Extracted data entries
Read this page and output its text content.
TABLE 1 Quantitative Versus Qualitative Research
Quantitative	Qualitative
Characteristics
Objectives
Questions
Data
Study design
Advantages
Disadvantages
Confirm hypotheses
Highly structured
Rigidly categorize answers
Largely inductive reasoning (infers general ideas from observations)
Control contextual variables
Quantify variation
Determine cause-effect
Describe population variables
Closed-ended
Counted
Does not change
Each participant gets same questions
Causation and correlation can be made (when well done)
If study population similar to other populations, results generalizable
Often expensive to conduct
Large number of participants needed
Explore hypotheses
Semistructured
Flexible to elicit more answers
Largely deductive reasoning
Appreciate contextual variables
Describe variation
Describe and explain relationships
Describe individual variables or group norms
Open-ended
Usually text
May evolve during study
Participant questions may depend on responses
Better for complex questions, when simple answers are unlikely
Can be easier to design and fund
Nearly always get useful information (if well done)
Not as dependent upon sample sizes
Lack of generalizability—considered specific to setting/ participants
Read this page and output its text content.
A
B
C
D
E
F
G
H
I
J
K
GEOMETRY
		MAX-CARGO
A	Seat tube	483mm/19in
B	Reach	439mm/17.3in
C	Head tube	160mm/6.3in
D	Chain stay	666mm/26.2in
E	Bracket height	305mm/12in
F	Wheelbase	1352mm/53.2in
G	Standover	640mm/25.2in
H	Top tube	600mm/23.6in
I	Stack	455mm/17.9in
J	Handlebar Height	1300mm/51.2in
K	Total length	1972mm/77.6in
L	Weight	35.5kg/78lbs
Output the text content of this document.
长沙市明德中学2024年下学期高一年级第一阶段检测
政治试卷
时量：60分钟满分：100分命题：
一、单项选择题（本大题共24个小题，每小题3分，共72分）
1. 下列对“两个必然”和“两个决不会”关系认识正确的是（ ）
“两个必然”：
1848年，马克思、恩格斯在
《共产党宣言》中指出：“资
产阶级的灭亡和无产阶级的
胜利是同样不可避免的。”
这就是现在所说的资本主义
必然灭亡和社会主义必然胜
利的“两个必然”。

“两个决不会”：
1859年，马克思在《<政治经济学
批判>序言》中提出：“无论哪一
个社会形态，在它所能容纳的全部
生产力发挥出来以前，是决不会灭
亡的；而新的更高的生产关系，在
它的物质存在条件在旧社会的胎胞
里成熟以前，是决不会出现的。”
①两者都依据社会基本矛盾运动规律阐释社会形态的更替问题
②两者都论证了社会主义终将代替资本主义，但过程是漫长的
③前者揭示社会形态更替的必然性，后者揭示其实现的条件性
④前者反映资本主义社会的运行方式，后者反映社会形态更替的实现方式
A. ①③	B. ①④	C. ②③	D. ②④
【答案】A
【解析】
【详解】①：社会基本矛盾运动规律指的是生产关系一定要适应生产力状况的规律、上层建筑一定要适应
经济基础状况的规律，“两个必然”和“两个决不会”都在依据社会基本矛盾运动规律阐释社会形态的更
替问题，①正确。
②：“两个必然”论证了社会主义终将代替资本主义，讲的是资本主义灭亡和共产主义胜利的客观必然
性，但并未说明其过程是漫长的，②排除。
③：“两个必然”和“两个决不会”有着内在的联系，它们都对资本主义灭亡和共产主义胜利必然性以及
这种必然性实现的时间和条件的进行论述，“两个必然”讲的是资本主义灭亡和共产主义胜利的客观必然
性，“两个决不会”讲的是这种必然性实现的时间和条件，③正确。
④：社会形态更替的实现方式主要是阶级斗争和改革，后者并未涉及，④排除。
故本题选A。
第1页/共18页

[Directions]
Send back exactly the lines from the line with "Output the text content of this document." through the end of the records.

[The response]
Output the text content of this document.
长沙市明德中学2024年下学期高一年级第一阶段检测
政治试卷
时量：60分钟满分：100分命题：
一、单项选择题（本大题共24个小题，每小题3分，共72分）
1. 下列对“两个必然”和“两个决不会”关系认识正确的是（ ）
“两个必然”：
1848年，马克思、恩格斯在
《共产党宣言》中指出：“资
产阶级的灭亡和无产阶级的
胜利是同样不可避免的。”
这就是现在所说的资本主义
必然灭亡和社会主义必然胜
利的“两个必然”。

“两个决不会”：
1859年，马克思在《<政治经济学
批判>序言》中提出：“无论哪一
个社会形态，在它所能容纳的全部
生产力发挥出来以前，是决不会灭
亡的；而新的更高的生产关系，在
它的物质存在条件在旧社会的胎胞
里成熟以前，是决不会出现的。”
①两者都依据社会基本矛盾运动规律阐释社会形态的更替问题
②两者都论证了社会主义终将代替资本主义，但过程是漫长的
③前者揭示社会形态更替的必然性，后者揭示其实现的条件性
④前者反映资本主义社会的运行方式，后者反映社会形态更替的实现方式
A. ①③	B. ①④	C. ②③	D. ②④
【答案】A
【解析】
【详解】①：社会基本矛盾运动规律指的是生产关系一定要适应生产力状况的规律、上层建筑一定要适应
经济基础状况的规律，“两个必然”和“两个决不会”都在依据社会基本矛盾运动规律阐释社会形态的更
替问题，①正确。
②：“两个必然”论证了社会主义终将代替资本主义，讲的是资本主义灭亡和共产主义胜利的客观必然
性，但并未说明其过程是漫长的，②排除。
③：“两个必然”和“两个决不会”有着内在的联系，它们都对资本主义灭亡和共产主义胜利必然性以及
这种必然性实现的时间和条件的进行论述，“两个必然”讲的是资本主义灭亡和共产主义胜利的客观必然
性，“两个决不会”讲的是这种必然性实现的时间和条件，③正确。
④：社会形态更替的实现方式主要是阶级斗争和改革，后者并未涉及，④排除。
故本题选A。
第1页/共18页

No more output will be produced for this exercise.